* To be done:
Transcribe each record exactly. Include every one.

╭──

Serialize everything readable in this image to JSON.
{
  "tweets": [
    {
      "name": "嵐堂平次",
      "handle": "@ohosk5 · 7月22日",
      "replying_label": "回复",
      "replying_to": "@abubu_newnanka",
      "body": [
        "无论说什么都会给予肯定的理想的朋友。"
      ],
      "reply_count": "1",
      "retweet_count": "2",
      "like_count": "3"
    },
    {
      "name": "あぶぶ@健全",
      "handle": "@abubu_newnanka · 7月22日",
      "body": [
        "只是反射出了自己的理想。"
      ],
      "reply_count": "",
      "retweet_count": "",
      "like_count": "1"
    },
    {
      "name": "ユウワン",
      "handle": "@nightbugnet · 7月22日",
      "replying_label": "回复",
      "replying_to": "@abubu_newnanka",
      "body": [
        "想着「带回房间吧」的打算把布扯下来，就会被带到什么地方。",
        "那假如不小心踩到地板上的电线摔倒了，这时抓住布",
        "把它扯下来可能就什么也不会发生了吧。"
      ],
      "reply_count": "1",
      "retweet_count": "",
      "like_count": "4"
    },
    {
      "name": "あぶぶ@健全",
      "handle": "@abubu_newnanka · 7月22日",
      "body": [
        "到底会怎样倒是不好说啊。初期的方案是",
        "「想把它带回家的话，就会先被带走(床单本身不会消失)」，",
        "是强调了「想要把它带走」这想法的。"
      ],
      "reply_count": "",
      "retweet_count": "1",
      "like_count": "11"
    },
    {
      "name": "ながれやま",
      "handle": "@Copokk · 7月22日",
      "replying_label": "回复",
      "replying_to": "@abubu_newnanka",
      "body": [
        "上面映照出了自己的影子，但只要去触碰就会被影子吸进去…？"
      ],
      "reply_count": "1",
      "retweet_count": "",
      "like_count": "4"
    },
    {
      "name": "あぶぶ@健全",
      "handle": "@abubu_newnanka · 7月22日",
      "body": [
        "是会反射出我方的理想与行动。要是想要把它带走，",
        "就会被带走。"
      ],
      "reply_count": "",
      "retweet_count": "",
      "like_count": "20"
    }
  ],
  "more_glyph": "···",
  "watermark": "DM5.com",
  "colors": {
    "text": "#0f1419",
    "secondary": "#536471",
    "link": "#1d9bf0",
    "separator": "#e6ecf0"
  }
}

╰──

* Written response:
Serialize everything readable in this image to JSON.
{
  "tweets": [
    {
      "name": "嵐堂平次",
      "handle": "@ohosk5 · 7月22日",
      "replying_label": "回复",
      "replying_to": "@abubu_newnanka",
      "body": [
        "无论说什么都会给予肯定的理想的朋友。"
      ],
      "reply_count": "1",
      "retweet_count": "2",
      "like_count": "3"
    },
    {
      "name": "あぶぶ@健全",
      "handle": "@abubu_newnanka · 7月22日",
      "body": [
        "只是反射出了自己的理想。"
      ],
      "reply_count": "",
      "retweet_count": "",
      "like_count": "1"
    },
    {
      "name": "ユウワン",
      "handle": "@nightbugnet · 7月22日",
      "replying_label": "回复",
      "replying_to": "@abubu_newnanka",
      "body": [
        "想着「带回房间吧」的打算把布扯下来，就会被带到什么地方。",
        "那假如不小心踩到地板上的电线摔倒了，这时抓住布",
        "把它扯下来可能就什么也不会发生了吧。"
      ],
      "reply_count": "1",
      "retweet_count": "",
      "like_count": "4"
    },
    {
      "name": "あぶぶ@健全",
      "handle": "@abubu_newnanka · 7月22日",
      "body": [
        "到底会怎样倒是不好说啊。初期的方案是",
        "「想把它带回家的话，就会先被带走(床单本身不会消失)」，",
        "是强调了「想要把它带走」这想法的。"
      ],
      "reply_count": "",
      "retweet_count": "1",
      "like_count": "11"
    },
    {
      "name": "ながれやま",
      "handle": "@Copokk · 7月22日",
      "replying_label": "回复",
      "replying_to": "@abubu_newnanka",
      "body": [
        "上面映照出了自己的影子，但只要去触碰就会被影子吸进去…？"
      ],
      "reply_count": "1",
      "retweet_count": "",
      "like_count": "4"
    },
    {
      "name": "あぶぶ@健全",
      "handle": "@abubu_newnanka · 7月22日",
      "body": [
        "是会反射出我方的理想与行动。要是想要把它带走，",
        "就会被带走。"
      ],
      "reply_count": "",
      "retweet_count": "",
      "like_count": "20"
    }
  ],
  "more_glyph": "···",
  "watermark": "DM5.com",
  "colors": {
    "text": "#0f1419",
    "secondary": "#536471",
    "link": "#1d9bf0",
    "separator": "#e6ecf0"
  }
}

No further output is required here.